__作業内容__:
ベアチップ実装面発光体の文書から、「ベアチップ実装面発光体及びその製造方法」と「チップ実装面発光体に関する。」の間を、両端の語句も含めて一字も変えずに書き写せ。

__抜粋テキスト__:
══════
説明

ベアチップ実装面発光体及びその製造方法

【課題】 商用電源を電源モジュールなしに利用でき、発光のチラツキ(明滅)を極力抑えることが可能な面発光体及びその製造方法の提供を目的とする。
【解決手段】 樹脂基板1と、この樹脂基板1上に貼り付けられ、加圧されることで、基板1にピンホール10を形成させると共に、ブリッジ整流回路BCの配線パターン20にエッチングされる金属箔2と、前記配線パターン20に、交流電源ACの極性に対応して点灯可能な範囲の数量で、32a〜32o,33a〜33o及び34a〜34o,35a〜35oで図示するように、直列に、且つ、交流電源ACの極性に対応してそれぞれ反転通電されるものを対にして隣接させて、それぞれの電極30が接続される発光ダイオードのベアチップ3を備えている。

【発明の詳細な説明】
【技術分野】
【0001】
本発明は、ベアチップを直接基板に実装した面発光体及びその製造方法に関し、特に、電源モジュールを用いることなく、商用電源(例えばAC100V)でLEDを点灯させるベアチップ実装面発光体に関する。
══════
__データ__:
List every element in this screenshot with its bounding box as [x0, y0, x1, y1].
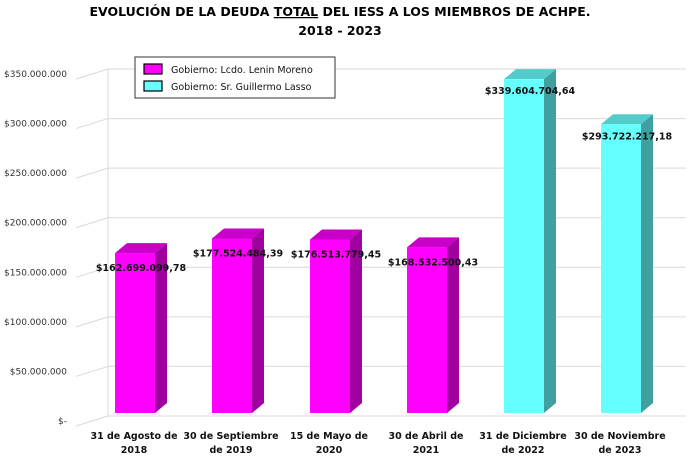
══════
__本課題の出力__:
ベアチップ実装面発光体及びその製造方法

【課題】 商用電源を電源モジュールなしに利用でき、発光のチラツキ(明滅)を極力抑えることが可能な面発光体及びその製造方法の提供を目的とする。
【解決手段】 樹脂基板1と、この樹脂基板1上に貼り付けられ、加圧されることで、基板1にピンホール10を形成させると共に、ブリッジ整流回路BCの配線パターン20にエッチングされる金属箔2と、前記配線パターン20に、交流電源ACの極性に対応して点灯可能な範囲の数量で、32a〜32o,33a〜33o及び34a〜34o,35a〜35oで図示するように、直列に、且つ、交流電源ACの極性に対応してそれぞれ反転通電されるものを対にして隣接させて、それぞれの電極30が接続される発光ダイオードのベアチップ3を備えている。

【発明の詳細な説明】
【技術分野】
【0001】
本発明は、ベアチップを直接基板に実装した面発光体及びその製造方法に関し、特に、電源モジュールを用いることなく、商用電源(例えばAC100V)でLEDを点灯させるベアチップ実装面発光体に関する。